### Description of the task
Quote the listing below in its entirety.

### Given data
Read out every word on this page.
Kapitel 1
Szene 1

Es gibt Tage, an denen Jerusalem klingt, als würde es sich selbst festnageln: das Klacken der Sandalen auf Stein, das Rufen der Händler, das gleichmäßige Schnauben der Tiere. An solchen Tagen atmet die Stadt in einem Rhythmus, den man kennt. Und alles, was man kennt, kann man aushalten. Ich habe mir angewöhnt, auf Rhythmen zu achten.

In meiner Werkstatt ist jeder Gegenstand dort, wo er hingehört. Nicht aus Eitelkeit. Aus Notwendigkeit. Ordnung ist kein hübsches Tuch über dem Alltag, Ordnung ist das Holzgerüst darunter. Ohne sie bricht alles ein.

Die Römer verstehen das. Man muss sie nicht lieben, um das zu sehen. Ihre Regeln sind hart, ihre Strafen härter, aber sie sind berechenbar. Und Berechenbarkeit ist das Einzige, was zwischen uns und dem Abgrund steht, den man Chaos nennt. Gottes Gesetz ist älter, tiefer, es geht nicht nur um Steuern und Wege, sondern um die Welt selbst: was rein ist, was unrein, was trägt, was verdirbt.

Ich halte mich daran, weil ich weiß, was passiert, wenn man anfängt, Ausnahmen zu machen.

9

### Full response
Read out every word on this page.
Kapitel 1
Szene 1

Es gibt Tage, an denen Jerusalem klingt, als würde es sich selbst festnageln: das Klacken der Sandalen auf Stein, das Rufen der Händler, das gleichmäßige Schnauben der Tiere. An solchen Tagen atmet die Stadt in einem Rhythmus, den man kennt. Und alles, was man kennt, kann man aushalten. Ich habe mir angewöhnt, auf Rhythmen zu achten.

In meiner Werkstatt ist jeder Gegenstand dort, wo er hingehört. Nicht aus Eitelkeit. Aus Notwendigkeit. Ordnung ist kein hübsches Tuch über dem Alltag, Ordnung ist das Holzgerüst darunter. Ohne sie bricht alles ein.

Die Römer verstehen das. Man muss sie nicht lieben, um das zu sehen. Ihre Regeln sind hart, ihre Strafen härter, aber sie sind berechenbar. Und Berechenbarkeit ist das Einzige, was zwischen uns und dem Abgrund steht, den man Chaos nennt. Gottes Gesetz ist älter, tiefer, es geht nicht nur um Steuern und Wege, sondern um die Welt selbst: was rein ist, was unrein, was trägt, was verdirbt.

Ich halte mich daran, weil ich weiß, was passiert, wenn man anfängt, Ausnahmen zu machen.

9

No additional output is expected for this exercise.